(Records from a collection of figures)

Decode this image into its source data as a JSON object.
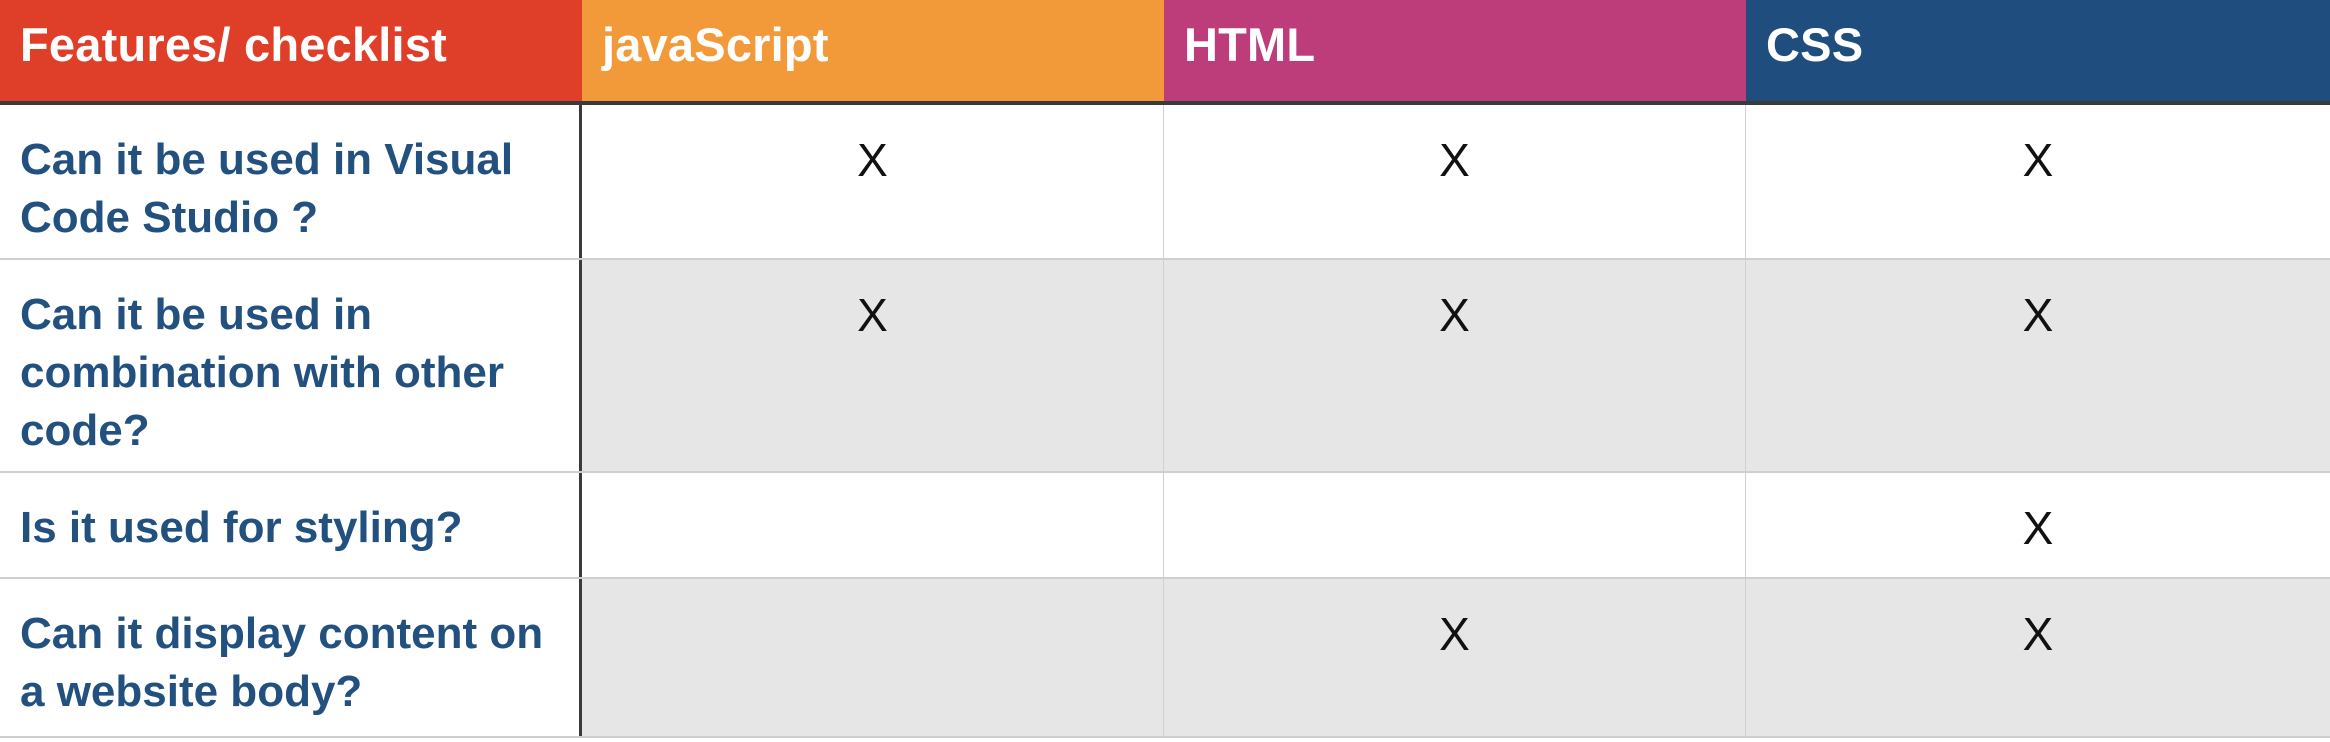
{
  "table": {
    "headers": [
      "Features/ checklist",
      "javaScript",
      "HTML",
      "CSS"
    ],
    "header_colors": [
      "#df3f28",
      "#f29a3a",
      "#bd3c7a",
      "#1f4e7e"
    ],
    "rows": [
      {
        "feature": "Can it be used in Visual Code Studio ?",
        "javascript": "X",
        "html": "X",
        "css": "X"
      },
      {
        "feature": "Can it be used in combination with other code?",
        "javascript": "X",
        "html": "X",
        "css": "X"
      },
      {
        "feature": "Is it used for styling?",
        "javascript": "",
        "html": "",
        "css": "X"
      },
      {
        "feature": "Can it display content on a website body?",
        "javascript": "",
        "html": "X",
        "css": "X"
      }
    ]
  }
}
...
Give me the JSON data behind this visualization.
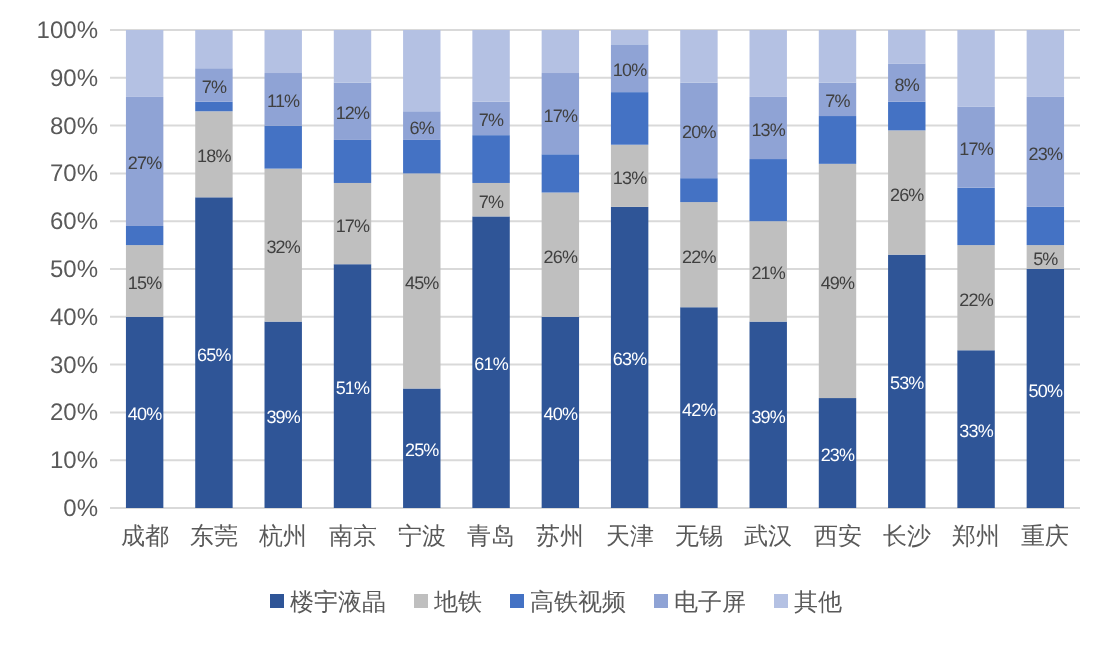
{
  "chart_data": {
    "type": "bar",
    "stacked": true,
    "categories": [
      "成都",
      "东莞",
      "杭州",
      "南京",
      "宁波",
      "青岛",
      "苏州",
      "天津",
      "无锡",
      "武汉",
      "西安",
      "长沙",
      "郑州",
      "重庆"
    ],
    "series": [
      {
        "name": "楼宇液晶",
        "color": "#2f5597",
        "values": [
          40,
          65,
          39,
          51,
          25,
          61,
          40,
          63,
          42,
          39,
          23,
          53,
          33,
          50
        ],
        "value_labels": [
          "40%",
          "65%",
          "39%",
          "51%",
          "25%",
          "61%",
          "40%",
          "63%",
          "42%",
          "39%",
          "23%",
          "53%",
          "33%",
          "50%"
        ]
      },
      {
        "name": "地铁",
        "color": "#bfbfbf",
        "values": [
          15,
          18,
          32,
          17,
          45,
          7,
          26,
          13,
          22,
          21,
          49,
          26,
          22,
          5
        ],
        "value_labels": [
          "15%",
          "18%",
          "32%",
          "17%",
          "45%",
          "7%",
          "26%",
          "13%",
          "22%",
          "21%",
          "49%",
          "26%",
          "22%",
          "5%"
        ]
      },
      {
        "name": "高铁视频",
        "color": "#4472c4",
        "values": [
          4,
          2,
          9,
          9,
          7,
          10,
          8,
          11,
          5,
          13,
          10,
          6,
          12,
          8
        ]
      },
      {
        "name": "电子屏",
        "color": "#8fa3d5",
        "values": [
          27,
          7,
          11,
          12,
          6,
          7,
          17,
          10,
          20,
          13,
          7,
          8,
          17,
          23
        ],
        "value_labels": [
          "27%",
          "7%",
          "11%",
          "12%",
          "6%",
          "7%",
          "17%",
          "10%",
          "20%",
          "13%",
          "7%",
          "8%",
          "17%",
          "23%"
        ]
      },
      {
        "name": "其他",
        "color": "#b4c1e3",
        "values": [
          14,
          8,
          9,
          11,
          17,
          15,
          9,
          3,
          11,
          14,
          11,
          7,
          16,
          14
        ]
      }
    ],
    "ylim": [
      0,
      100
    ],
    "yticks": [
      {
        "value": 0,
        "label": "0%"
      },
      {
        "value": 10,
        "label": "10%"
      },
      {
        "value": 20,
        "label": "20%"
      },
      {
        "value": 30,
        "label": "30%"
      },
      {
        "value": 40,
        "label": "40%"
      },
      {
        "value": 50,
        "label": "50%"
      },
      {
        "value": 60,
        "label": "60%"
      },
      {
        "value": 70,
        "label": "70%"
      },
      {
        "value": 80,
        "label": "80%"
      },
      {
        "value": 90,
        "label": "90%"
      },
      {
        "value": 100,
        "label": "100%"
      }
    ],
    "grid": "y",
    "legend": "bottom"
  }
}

## [Task description]
Return every line in the listing that contains the word "JSON".

## [Written solution]
Decode this image into its source data as a JSON object.
Give me the JSON data behind this visualization.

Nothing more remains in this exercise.